▶ PROBLEM TO SOLVE
The output should be all lines of the entries below in which the word "coordinate" occurs.
-- MATERIAL PROVIDED follows --
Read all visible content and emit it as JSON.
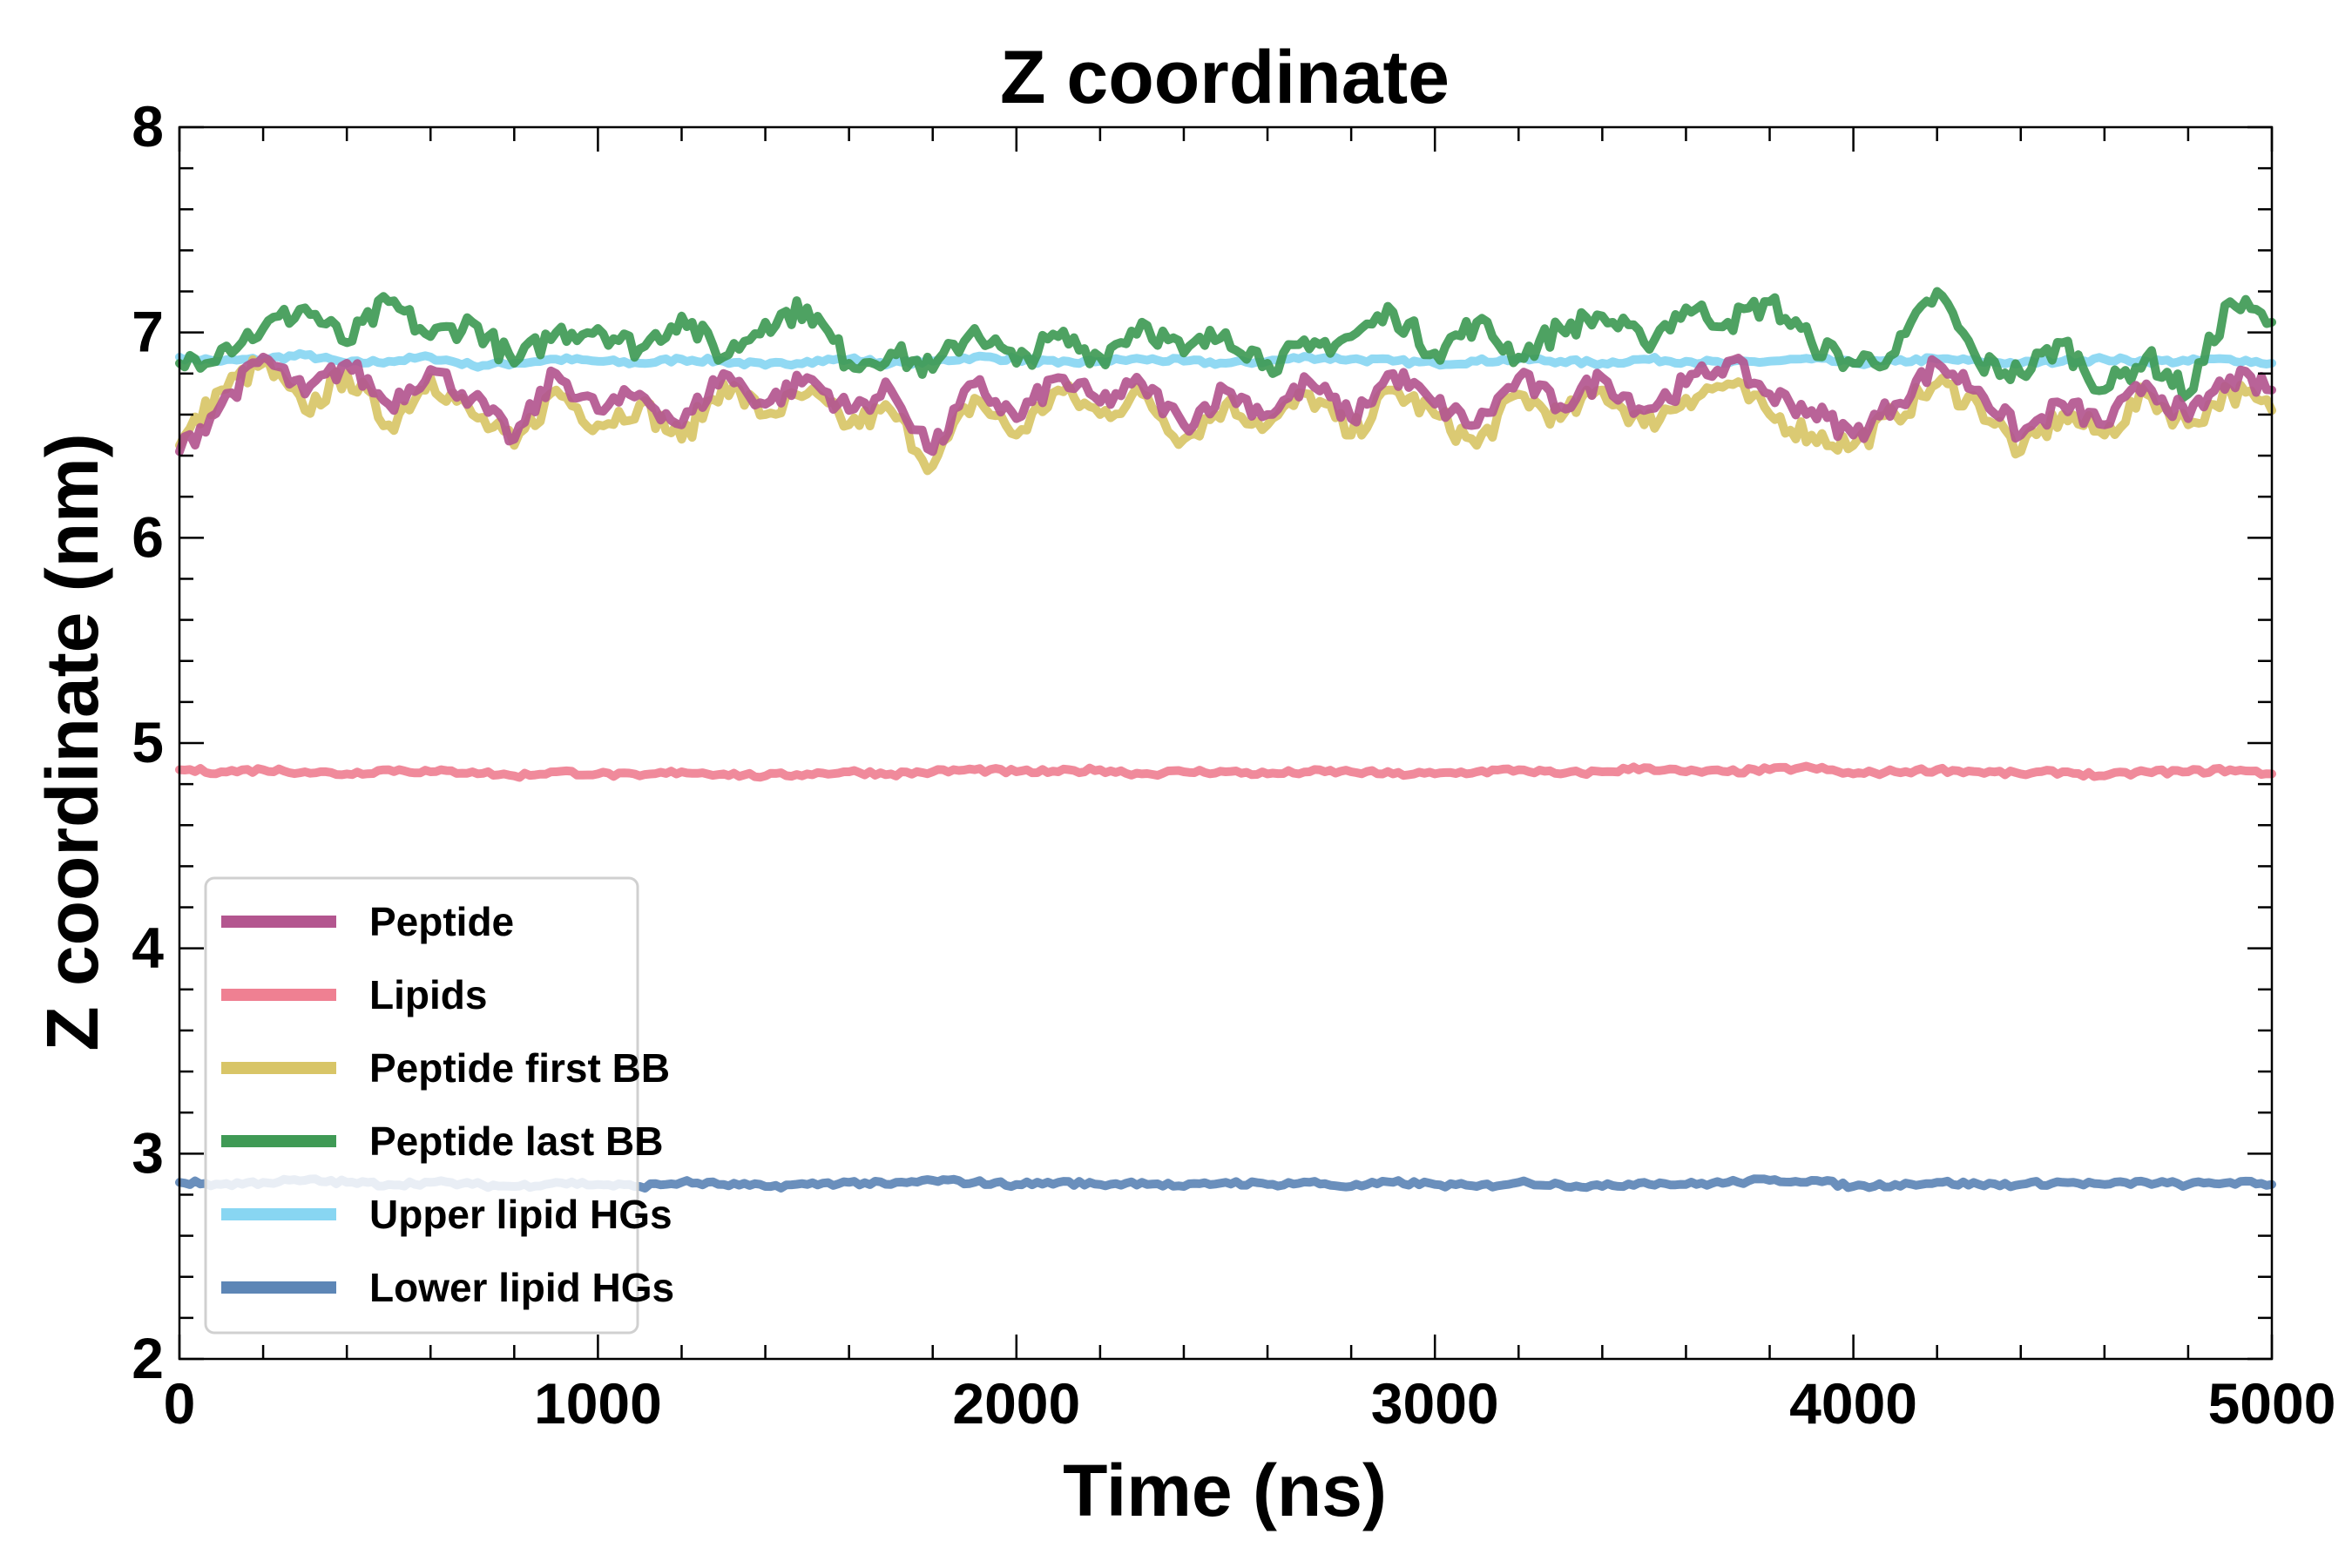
{
  "chart_data": {
    "type": "line",
    "title": "Z coordinate",
    "xlabel": "Time (ns)",
    "ylabel": "Z coordinate (nm)",
    "xlim": [
      0,
      5000
    ],
    "ylim": [
      2,
      8
    ],
    "xticks": [
      0,
      1000,
      2000,
      3000,
      4000,
      5000
    ],
    "yticks": [
      2,
      3,
      4,
      5,
      6,
      7,
      8
    ],
    "grid": false,
    "legend_position": "lower-left",
    "x": [
      0,
      100,
      200,
      300,
      400,
      500,
      600,
      700,
      800,
      900,
      1000,
      1100,
      1200,
      1300,
      1400,
      1500,
      1600,
      1700,
      1800,
      1900,
      2000,
      2100,
      2200,
      2300,
      2400,
      2500,
      2600,
      2700,
      2800,
      2900,
      3000,
      3100,
      3200,
      3300,
      3400,
      3500,
      3600,
      3700,
      3800,
      3900,
      4000,
      4100,
      4200,
      4300,
      4400,
      4500,
      4600,
      4700,
      4800,
      4900,
      5000
    ],
    "series": [
      {
        "name": "Upper lipid HGs",
        "color": "#88d6f2",
        "values": [
          6.88,
          6.86,
          6.87,
          6.89,
          6.85,
          6.86,
          6.88,
          6.84,
          6.85,
          6.87,
          6.86,
          6.85,
          6.87,
          6.86,
          6.84,
          6.86,
          6.87,
          6.85,
          6.86,
          6.88,
          6.87,
          6.85,
          6.86,
          6.87,
          6.86,
          6.85,
          6.86,
          6.88,
          6.87,
          6.86,
          6.85,
          6.86,
          6.87,
          6.86,
          6.85,
          6.87,
          6.86,
          6.85,
          6.86,
          6.87,
          6.85,
          6.86,
          6.87,
          6.86,
          6.85,
          6.86,
          6.87,
          6.86,
          6.86,
          6.87,
          6.85
        ]
      },
      {
        "name": "Peptide first BB",
        "color": "#d8c567",
        "values": [
          6.45,
          6.72,
          6.85,
          6.62,
          6.8,
          6.55,
          6.78,
          6.6,
          6.45,
          6.72,
          6.55,
          6.65,
          6.48,
          6.75,
          6.6,
          6.7,
          6.55,
          6.62,
          6.35,
          6.68,
          6.5,
          6.72,
          6.6,
          6.7,
          6.48,
          6.65,
          6.55,
          6.7,
          6.5,
          6.72,
          6.6,
          6.45,
          6.7,
          6.58,
          6.72,
          6.55,
          6.68,
          6.75,
          6.6,
          6.5,
          6.45,
          6.6,
          6.75,
          6.65,
          6.42,
          6.6,
          6.5,
          6.7,
          6.55,
          6.72,
          6.62
        ]
      },
      {
        "name": "Peptide last BB",
        "color": "#3f9a55",
        "values": [
          6.85,
          6.92,
          7.02,
          7.12,
          6.95,
          7.15,
          6.98,
          7.05,
          6.85,
          7.0,
          7.02,
          6.92,
          7.08,
          6.88,
          7.05,
          7.12,
          6.85,
          6.9,
          6.82,
          7.02,
          6.85,
          6.98,
          6.88,
          7.05,
          6.9,
          7.0,
          6.85,
          6.92,
          6.98,
          7.1,
          6.9,
          7.05,
          6.88,
          7.02,
          7.08,
          6.95,
          7.12,
          7.05,
          7.15,
          6.95,
          6.85,
          6.9,
          7.2,
          6.85,
          6.8,
          6.95,
          6.72,
          6.88,
          6.7,
          7.15,
          7.05
        ]
      },
      {
        "name": "Peptide",
        "color": "#b3568f",
        "values": [
          6.42,
          6.65,
          6.88,
          6.7,
          6.85,
          6.65,
          6.82,
          6.68,
          6.48,
          6.8,
          6.62,
          6.7,
          6.55,
          6.8,
          6.65,
          6.78,
          6.62,
          6.72,
          6.42,
          6.75,
          6.58,
          6.78,
          6.66,
          6.75,
          6.55,
          6.72,
          6.6,
          6.76,
          6.58,
          6.8,
          6.65,
          6.55,
          6.78,
          6.64,
          6.78,
          6.62,
          6.75,
          6.86,
          6.7,
          6.62,
          6.5,
          6.65,
          6.85,
          6.72,
          6.5,
          6.65,
          6.55,
          6.75,
          6.58,
          6.78,
          6.72
        ]
      },
      {
        "name": "Lipids",
        "color": "#ef8092",
        "values": [
          4.87,
          4.86,
          4.87,
          4.86,
          4.85,
          4.87,
          4.86,
          4.86,
          4.84,
          4.86,
          4.85,
          4.84,
          4.86,
          4.85,
          4.84,
          4.85,
          4.86,
          4.85,
          4.86,
          4.87,
          4.86,
          4.86,
          4.87,
          4.85,
          4.86,
          4.86,
          4.85,
          4.86,
          4.86,
          4.85,
          4.85,
          4.86,
          4.87,
          4.85,
          4.86,
          4.88,
          4.86,
          4.86,
          4.87,
          4.88,
          4.85,
          4.86,
          4.87,
          4.86,
          4.85,
          4.86,
          4.84,
          4.86,
          4.86,
          4.87,
          4.85
        ]
      },
      {
        "name": "Lower lipid HGs",
        "color": "#5d86b6",
        "values": [
          2.86,
          2.85,
          2.86,
          2.87,
          2.86,
          2.85,
          2.86,
          2.85,
          2.84,
          2.86,
          2.85,
          2.84,
          2.86,
          2.85,
          2.84,
          2.85,
          2.86,
          2.85,
          2.87,
          2.86,
          2.85,
          2.86,
          2.85,
          2.86,
          2.84,
          2.86,
          2.85,
          2.86,
          2.84,
          2.86,
          2.85,
          2.84,
          2.86,
          2.85,
          2.84,
          2.86,
          2.85,
          2.86,
          2.87,
          2.87,
          2.84,
          2.85,
          2.86,
          2.85,
          2.85,
          2.86,
          2.85,
          2.86,
          2.85,
          2.86,
          2.85
        ]
      }
    ],
    "legend_order": [
      "Peptide",
      "Lipids",
      "Peptide first BB",
      "Peptide last BB",
      "Upper lipid HGs",
      "Lower lipid HGs"
    ]
  }
}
-- MATERIAL PROVIDED concluded --
▶ OUTPUT OF THE TASK
    "title": "Z coordinate",
    "ylabel": "Z coordinate (nm)",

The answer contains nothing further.